_Problem:_
Copy out the entries in full and with complete accuracy; pictures are excluded.

_Dataset excerpts:_
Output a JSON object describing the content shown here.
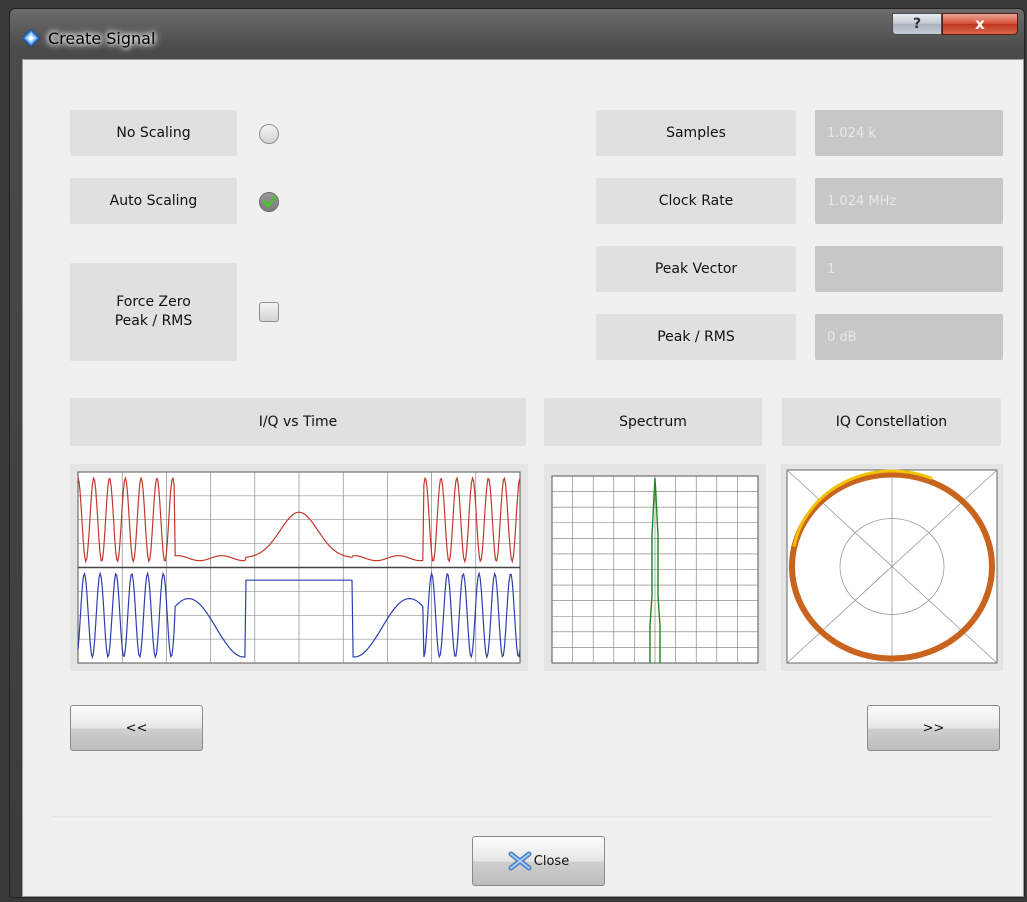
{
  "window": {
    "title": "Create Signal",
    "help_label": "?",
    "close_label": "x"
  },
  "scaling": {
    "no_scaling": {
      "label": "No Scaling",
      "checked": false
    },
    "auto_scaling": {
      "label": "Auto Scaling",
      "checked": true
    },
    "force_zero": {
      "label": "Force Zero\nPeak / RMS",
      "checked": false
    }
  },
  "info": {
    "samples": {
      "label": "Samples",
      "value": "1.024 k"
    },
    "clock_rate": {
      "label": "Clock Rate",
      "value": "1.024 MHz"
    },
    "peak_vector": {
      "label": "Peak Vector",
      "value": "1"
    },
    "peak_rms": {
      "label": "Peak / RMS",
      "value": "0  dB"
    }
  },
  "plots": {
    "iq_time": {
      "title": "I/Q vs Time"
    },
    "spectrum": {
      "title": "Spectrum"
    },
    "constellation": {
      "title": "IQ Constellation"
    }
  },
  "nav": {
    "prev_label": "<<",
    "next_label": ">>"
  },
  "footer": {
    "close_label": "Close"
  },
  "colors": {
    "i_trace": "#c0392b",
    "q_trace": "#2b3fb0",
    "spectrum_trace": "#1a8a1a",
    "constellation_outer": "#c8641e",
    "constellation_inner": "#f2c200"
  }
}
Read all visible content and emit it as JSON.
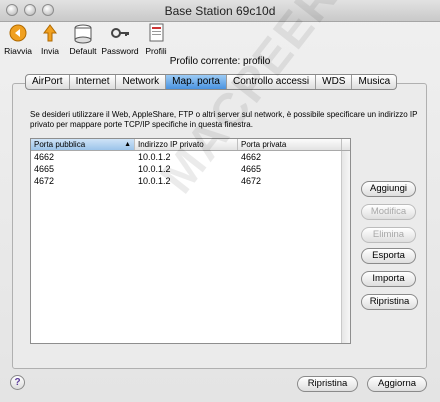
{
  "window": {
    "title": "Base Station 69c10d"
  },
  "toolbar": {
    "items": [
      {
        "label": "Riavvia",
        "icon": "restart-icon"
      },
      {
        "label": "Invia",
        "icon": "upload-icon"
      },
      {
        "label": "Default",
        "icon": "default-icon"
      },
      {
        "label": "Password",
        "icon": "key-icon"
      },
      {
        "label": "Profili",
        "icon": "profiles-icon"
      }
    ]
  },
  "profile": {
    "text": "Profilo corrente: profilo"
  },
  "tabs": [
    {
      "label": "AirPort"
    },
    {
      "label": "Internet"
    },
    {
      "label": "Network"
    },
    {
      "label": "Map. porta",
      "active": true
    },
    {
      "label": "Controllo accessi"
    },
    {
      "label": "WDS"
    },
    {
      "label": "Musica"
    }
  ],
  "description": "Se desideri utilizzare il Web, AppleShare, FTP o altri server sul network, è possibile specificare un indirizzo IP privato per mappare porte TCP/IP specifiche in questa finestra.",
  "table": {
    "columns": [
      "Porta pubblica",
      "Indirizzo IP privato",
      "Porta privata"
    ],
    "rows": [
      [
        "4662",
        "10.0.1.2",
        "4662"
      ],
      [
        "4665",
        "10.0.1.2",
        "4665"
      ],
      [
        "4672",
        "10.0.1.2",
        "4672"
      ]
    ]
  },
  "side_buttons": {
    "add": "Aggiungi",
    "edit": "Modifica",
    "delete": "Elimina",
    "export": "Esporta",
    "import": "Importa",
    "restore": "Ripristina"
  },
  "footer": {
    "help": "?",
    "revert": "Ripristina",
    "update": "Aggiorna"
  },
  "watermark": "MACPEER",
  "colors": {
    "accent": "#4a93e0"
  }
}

_Written response:_
Output a JSON object describing the content shown here.
{
  "window": {
    "title": "Create Signal",
    "help_label": "?",
    "close_label": "x"
  },
  "scaling": {
    "no_scaling": {
      "label": "No Scaling",
      "checked": false
    },
    "auto_scaling": {
      "label": "Auto Scaling",
      "checked": true
    },
    "force_zero": {
      "label": "Force Zero\nPeak / RMS",
      "checked": false
    }
  },
  "info": {
    "samples": {
      "label": "Samples",
      "value": "1.024 k"
    },
    "clock_rate": {
      "label": "Clock Rate",
      "value": "1.024 MHz"
    },
    "peak_vector": {
      "label": "Peak Vector",
      "value": "1"
    },
    "peak_rms": {
      "label": "Peak / RMS",
      "value": "0  dB"
    }
  },
  "plots": {
    "iq_time": {
      "title": "I/Q vs Time"
    },
    "spectrum": {
      "title": "Spectrum"
    },
    "constellation": {
      "title": "IQ Constellation"
    }
  },
  "nav": {
    "prev_label": "<<",
    "next_label": ">>"
  },
  "footer": {
    "close_label": "Close"
  },
  "colors": {
    "i_trace": "#c0392b",
    "q_trace": "#2b3fb0",
    "spectrum_trace": "#1a8a1a",
    "constellation_outer": "#c8641e",
    "constellation_inner": "#f2c200"
  }
}
Read all visible content and emit it as JSON.
{
  "window": {
    "title": "Base Station 69c10d"
  },
  "toolbar": {
    "items": [
      {
        "label": "Riavvia",
        "icon": "restart-icon"
      },
      {
        "label": "Invia",
        "icon": "upload-icon"
      },
      {
        "label": "Default",
        "icon": "default-icon"
      },
      {
        "label": "Password",
        "icon": "key-icon"
      },
      {
        "label": "Profili",
        "icon": "profiles-icon"
      }
    ]
  },
  "profile": {
    "text": "Profilo corrente: profilo"
  },
  "tabs": [
    {
      "label": "AirPort"
    },
    {
      "label": "Internet"
    },
    {
      "label": "Network"
    },
    {
      "label": "Map. porta",
      "active": true
    },
    {
      "label": "Controllo accessi"
    },
    {
      "label": "WDS"
    },
    {
      "label": "Musica"
    }
  ],
  "description": "Se desideri utilizzare il Web, AppleShare, FTP o altri server sul network, è possibile specificare un indirizzo IP privato per mappare porte TCP/IP specifiche in questa finestra.",
  "table": {
    "columns": [
      "Porta pubblica",
      "Indirizzo IP privato",
      "Porta privata"
    ],
    "rows": [
      [
        "4662",
        "10.0.1.2",
        "4662"
      ],
      [
        "4665",
        "10.0.1.2",
        "4665"
      ],
      [
        "4672",
        "10.0.1.2",
        "4672"
      ]
    ]
  },
  "side_buttons": {
    "add": "Aggiungi",
    "edit": "Modifica",
    "delete": "Elimina",
    "export": "Esporta",
    "import": "Importa",
    "restore": "Ripristina"
  },
  "footer": {
    "help": "?",
    "revert": "Ripristina",
    "update": "Aggiorna"
  },
  "watermark": "MACPEER",
  "colors": {
    "accent": "#4a93e0"
  }
}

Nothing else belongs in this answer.